* START INFORMATION SHOWN *
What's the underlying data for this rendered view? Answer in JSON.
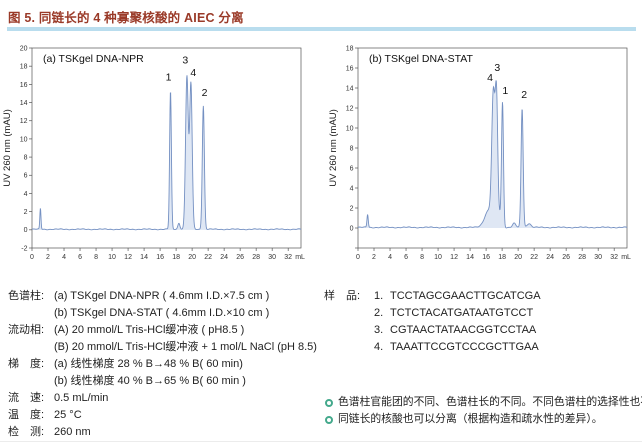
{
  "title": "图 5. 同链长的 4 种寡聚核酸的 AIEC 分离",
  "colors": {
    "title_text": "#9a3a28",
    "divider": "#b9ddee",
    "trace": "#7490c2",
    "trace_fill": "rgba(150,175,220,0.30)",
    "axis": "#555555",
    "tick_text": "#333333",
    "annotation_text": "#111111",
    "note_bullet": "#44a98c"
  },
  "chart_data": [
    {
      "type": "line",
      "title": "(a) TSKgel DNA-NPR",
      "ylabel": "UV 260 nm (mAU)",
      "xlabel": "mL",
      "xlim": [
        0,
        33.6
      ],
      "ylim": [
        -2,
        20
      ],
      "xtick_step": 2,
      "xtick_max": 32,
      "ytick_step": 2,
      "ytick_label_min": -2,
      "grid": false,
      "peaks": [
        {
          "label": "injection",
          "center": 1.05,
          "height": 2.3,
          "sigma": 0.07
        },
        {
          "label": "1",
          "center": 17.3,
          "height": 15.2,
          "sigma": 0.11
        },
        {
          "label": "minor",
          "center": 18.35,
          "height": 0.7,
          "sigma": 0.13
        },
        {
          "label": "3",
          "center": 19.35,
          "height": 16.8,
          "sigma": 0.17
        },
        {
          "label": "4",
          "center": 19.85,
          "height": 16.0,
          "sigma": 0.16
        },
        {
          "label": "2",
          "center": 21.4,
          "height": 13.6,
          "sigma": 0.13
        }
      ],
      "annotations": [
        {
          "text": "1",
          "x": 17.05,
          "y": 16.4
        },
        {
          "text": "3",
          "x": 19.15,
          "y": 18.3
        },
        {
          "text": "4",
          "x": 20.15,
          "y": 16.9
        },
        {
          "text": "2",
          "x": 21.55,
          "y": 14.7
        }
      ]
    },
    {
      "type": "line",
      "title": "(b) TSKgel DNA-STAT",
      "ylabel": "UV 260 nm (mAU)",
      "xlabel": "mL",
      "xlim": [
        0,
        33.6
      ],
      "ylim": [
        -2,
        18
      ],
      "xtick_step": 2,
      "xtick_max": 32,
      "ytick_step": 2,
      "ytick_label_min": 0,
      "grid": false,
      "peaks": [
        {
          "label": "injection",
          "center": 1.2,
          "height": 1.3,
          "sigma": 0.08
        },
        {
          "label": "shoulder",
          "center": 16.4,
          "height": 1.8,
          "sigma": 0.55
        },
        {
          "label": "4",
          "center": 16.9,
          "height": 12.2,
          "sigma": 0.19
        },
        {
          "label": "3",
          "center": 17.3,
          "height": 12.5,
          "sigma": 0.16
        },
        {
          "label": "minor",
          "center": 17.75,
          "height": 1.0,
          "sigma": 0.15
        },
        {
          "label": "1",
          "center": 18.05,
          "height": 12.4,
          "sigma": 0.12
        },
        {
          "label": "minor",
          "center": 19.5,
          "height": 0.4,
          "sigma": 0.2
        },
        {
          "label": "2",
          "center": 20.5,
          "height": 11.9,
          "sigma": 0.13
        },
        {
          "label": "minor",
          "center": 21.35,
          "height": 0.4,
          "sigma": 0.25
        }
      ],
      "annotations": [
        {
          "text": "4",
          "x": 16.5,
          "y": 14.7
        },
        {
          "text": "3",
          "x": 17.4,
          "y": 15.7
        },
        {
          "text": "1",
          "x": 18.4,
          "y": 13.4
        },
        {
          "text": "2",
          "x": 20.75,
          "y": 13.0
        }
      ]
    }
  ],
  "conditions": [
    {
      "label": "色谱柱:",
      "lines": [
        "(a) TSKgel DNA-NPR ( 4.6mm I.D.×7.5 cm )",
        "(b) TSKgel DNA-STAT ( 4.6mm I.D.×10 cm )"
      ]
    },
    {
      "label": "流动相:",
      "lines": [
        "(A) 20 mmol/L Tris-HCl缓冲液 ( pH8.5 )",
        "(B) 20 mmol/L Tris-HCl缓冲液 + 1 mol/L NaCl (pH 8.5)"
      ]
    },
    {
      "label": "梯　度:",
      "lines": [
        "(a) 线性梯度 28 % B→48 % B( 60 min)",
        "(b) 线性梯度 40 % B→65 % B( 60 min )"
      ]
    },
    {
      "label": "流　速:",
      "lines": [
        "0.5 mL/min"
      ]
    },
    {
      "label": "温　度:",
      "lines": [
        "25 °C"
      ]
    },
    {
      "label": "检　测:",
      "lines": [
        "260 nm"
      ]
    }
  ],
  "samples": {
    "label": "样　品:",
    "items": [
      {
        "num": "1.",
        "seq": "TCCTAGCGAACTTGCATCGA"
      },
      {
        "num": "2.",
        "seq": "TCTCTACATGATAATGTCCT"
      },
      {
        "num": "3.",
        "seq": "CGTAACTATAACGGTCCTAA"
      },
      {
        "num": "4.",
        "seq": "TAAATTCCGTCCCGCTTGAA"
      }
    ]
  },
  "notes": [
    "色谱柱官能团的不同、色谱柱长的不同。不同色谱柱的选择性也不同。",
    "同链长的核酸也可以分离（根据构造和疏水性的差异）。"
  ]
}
* END INFORMATION SHOWN *
◆ **CHALLENGE**
From the entries above, select each line containing the string "线性梯度".

◆ **SOLUTION TO THE PROBLEM**
        "(a) 线性梯度 28 % B→48 % B( 60 min)",
        "(b) 线性梯度 40 % B→65 % B( 60 min )"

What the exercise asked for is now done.